** Start Data excerpts **

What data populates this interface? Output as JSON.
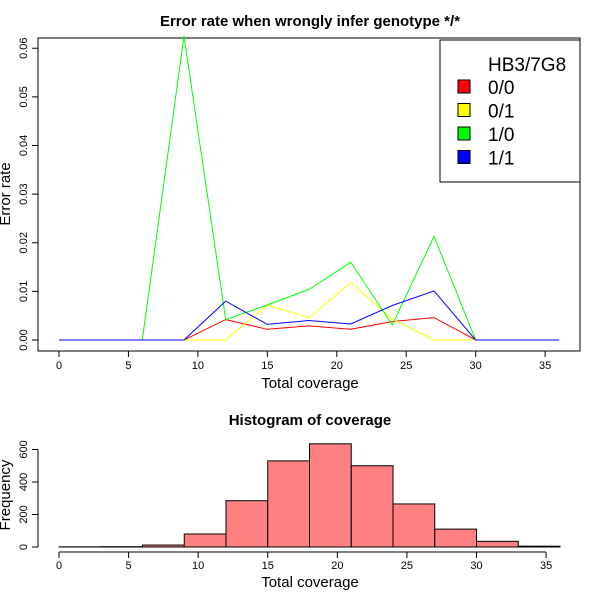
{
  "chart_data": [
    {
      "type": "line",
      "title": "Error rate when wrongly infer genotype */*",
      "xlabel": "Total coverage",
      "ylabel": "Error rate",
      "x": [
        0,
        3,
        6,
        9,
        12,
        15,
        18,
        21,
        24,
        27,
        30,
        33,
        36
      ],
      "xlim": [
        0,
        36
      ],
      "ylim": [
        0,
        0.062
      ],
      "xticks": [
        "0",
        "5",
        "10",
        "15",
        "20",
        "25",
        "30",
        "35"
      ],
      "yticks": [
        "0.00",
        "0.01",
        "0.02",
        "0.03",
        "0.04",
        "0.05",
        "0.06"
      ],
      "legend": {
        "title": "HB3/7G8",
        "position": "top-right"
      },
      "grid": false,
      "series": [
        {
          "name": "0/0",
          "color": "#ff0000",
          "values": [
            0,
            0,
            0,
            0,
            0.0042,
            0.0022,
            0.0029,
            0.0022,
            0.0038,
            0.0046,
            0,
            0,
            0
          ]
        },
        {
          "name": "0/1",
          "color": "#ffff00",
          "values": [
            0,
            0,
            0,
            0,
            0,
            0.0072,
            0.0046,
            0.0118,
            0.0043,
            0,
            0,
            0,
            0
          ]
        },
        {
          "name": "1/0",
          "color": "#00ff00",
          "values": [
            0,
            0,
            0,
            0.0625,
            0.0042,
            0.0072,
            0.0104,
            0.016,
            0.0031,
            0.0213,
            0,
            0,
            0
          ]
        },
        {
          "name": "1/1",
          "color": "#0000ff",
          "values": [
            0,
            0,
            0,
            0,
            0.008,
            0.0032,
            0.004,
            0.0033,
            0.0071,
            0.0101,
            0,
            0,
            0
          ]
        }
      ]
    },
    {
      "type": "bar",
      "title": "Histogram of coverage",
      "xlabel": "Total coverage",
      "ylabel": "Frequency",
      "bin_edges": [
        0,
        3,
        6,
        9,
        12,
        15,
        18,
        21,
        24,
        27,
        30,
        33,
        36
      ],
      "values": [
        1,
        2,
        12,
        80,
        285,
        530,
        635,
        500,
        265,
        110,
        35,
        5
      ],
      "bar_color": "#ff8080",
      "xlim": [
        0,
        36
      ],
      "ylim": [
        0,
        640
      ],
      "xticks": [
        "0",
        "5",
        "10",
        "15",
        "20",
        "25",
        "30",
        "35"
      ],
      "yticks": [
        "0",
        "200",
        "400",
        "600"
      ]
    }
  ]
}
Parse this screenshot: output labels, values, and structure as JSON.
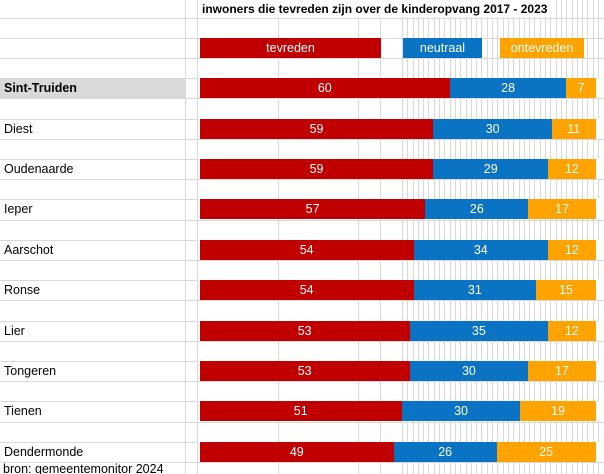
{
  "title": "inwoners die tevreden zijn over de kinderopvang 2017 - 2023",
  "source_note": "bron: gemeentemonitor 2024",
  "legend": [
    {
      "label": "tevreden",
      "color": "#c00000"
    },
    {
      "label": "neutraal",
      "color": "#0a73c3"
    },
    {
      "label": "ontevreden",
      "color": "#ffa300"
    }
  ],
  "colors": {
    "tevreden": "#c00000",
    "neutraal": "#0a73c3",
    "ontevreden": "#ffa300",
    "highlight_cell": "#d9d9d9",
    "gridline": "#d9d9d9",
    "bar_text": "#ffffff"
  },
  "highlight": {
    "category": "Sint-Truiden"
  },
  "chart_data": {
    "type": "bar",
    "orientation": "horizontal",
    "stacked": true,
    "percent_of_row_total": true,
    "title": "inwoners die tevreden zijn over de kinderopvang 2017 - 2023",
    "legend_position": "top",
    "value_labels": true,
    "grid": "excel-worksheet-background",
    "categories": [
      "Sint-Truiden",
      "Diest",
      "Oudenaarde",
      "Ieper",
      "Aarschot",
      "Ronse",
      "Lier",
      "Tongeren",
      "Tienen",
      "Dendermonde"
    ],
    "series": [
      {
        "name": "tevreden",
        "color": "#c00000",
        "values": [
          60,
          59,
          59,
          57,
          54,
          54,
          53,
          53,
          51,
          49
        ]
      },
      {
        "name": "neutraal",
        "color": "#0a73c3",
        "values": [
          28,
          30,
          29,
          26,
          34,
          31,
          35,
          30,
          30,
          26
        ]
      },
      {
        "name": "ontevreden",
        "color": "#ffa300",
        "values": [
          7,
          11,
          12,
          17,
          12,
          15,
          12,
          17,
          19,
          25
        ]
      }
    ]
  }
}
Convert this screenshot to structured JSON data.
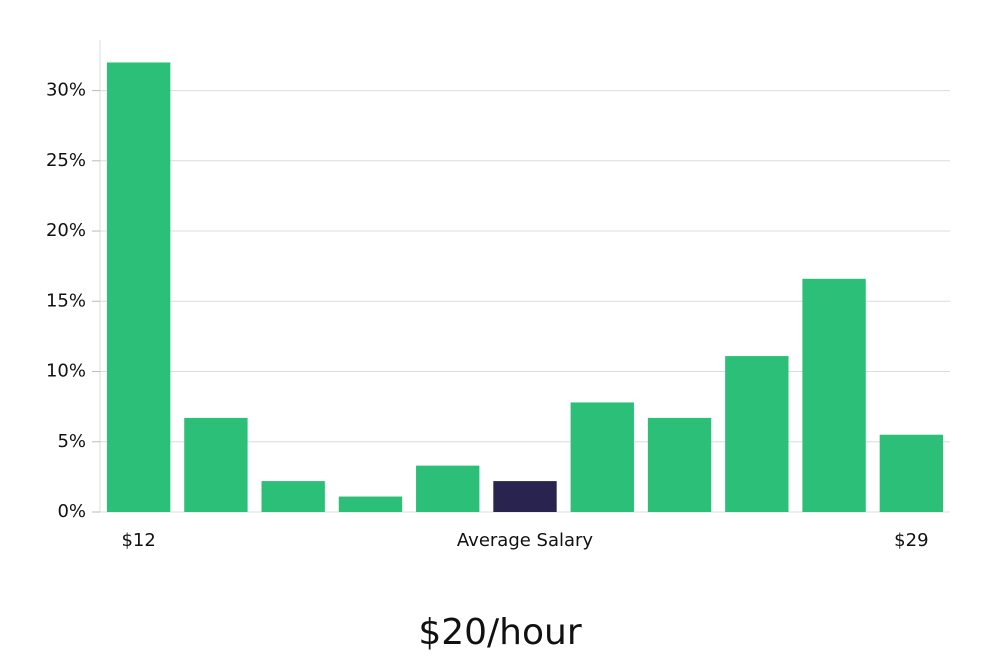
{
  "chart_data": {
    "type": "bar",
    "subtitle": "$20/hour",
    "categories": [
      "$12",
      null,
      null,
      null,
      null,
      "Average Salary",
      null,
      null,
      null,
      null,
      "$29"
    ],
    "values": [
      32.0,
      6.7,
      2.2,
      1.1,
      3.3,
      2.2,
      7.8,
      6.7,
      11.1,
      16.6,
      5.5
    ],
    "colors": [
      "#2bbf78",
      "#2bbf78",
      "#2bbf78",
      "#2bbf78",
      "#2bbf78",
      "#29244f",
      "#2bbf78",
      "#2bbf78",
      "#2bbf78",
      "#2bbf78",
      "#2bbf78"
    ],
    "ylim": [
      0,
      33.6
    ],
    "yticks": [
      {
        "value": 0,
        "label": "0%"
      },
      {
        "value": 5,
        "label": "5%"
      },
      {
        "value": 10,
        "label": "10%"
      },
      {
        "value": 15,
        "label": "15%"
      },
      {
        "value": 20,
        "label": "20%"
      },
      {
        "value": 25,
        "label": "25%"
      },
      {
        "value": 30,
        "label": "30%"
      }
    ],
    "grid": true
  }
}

** End Data excerpts **
** Start Data excerpts **

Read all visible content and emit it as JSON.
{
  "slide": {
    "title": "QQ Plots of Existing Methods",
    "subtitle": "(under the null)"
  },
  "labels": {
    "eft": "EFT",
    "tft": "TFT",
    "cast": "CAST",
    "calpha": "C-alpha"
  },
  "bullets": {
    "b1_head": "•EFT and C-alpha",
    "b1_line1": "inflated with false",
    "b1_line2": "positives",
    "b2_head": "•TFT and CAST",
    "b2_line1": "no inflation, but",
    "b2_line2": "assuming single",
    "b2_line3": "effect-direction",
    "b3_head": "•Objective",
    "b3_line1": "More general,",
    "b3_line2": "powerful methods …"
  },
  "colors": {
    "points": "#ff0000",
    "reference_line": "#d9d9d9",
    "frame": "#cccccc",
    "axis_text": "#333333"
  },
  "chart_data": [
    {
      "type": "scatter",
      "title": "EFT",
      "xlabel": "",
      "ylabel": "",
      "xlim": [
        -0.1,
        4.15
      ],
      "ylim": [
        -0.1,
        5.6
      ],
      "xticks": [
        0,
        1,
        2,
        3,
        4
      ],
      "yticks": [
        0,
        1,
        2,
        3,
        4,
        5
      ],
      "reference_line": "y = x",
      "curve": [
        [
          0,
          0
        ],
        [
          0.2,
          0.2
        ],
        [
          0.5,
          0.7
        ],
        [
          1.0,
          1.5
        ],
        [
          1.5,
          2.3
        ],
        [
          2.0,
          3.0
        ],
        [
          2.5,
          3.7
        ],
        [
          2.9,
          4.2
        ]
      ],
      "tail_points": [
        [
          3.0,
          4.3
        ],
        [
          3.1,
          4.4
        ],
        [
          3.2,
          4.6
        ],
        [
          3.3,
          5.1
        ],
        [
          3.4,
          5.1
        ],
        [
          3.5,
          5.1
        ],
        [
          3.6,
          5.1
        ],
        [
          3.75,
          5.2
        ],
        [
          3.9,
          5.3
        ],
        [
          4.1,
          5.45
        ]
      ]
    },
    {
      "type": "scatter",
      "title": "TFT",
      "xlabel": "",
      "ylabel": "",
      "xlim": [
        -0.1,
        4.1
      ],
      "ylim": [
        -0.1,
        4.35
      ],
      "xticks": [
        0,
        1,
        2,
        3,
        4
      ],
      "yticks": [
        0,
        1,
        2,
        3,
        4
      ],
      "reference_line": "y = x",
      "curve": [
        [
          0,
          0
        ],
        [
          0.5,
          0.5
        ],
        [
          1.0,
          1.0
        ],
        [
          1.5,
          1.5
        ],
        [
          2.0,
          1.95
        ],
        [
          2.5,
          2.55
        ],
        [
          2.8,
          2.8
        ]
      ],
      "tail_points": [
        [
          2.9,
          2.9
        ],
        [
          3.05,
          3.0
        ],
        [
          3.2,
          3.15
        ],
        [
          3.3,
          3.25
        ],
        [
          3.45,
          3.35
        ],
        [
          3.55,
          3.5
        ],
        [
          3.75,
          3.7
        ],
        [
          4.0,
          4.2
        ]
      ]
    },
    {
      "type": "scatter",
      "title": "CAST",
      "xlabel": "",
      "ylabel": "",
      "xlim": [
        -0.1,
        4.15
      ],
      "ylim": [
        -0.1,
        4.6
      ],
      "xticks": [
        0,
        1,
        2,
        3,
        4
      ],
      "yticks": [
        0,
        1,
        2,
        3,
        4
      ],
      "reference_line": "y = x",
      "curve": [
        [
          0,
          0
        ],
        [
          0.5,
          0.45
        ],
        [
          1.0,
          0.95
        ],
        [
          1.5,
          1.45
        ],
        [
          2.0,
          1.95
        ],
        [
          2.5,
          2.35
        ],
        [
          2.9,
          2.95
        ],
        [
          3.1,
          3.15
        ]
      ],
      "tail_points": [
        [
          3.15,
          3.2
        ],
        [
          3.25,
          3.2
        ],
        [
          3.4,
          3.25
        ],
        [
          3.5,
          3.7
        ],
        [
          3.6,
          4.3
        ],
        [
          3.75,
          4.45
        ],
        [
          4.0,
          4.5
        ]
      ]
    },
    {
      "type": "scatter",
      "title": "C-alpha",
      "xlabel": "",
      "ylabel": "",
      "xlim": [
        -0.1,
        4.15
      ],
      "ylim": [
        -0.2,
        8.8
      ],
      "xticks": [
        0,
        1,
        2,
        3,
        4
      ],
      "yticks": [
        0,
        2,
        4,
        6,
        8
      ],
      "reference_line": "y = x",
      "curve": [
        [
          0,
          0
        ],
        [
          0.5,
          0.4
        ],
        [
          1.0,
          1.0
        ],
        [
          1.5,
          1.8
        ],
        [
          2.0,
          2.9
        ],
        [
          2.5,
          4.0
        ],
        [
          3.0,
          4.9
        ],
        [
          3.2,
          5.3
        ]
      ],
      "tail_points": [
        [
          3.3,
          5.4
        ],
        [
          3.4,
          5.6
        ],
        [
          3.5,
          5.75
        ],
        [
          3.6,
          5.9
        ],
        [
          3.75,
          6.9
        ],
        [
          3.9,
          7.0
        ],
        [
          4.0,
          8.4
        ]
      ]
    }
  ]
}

** End Data excerpts **
** Start Data excerpts **

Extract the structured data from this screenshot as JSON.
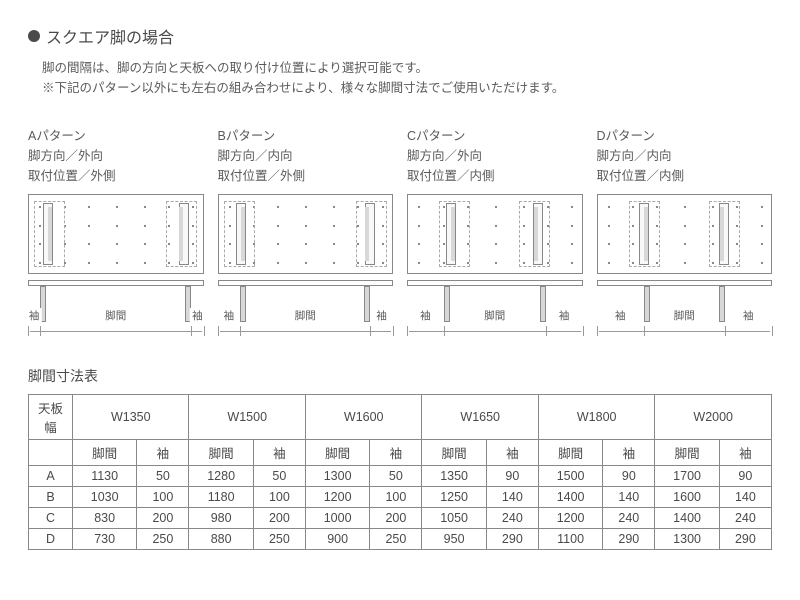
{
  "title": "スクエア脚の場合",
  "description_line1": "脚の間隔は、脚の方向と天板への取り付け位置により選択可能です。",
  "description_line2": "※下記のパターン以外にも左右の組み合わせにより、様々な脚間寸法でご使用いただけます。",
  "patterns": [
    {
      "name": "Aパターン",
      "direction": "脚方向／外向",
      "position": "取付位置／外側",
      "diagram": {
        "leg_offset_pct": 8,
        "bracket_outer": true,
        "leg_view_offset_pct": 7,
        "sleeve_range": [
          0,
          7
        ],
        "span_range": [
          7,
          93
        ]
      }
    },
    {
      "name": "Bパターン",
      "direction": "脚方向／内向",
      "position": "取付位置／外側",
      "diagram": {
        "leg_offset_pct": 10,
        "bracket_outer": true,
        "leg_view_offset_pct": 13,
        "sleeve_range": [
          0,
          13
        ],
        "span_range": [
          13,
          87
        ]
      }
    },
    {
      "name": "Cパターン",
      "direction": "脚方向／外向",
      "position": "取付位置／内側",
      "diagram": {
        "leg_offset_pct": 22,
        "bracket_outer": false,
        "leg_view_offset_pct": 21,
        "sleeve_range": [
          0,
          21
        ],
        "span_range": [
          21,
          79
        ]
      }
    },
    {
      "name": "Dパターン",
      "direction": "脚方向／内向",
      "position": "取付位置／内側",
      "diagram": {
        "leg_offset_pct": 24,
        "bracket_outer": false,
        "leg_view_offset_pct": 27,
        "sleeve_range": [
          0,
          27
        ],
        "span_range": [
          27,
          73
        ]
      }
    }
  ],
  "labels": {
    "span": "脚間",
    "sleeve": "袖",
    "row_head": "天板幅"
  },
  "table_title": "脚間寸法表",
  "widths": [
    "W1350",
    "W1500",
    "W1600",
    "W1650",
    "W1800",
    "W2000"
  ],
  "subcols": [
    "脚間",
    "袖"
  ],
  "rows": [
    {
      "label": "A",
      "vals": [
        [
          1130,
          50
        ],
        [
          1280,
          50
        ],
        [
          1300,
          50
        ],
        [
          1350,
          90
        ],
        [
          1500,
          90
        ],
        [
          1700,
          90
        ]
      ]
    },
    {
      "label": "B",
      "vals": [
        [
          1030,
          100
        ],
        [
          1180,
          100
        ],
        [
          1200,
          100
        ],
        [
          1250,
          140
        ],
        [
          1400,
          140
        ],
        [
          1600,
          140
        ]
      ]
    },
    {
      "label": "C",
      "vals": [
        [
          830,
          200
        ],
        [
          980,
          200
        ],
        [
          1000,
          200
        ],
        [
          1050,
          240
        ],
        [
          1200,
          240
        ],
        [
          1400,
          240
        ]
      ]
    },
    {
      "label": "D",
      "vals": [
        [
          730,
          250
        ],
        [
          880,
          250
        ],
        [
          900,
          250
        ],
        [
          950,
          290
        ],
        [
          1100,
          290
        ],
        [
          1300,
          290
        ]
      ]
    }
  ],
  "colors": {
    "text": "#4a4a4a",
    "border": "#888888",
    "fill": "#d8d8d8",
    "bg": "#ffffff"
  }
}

** End Data excerpts **

Required task |
Scan the material above. Extract every line in which the word "false" occurs.

Correct result |
      "grid": false,
    "b1_line1": "inflated with false",
        "bracket_outer": false,
        "bracket_outer": false,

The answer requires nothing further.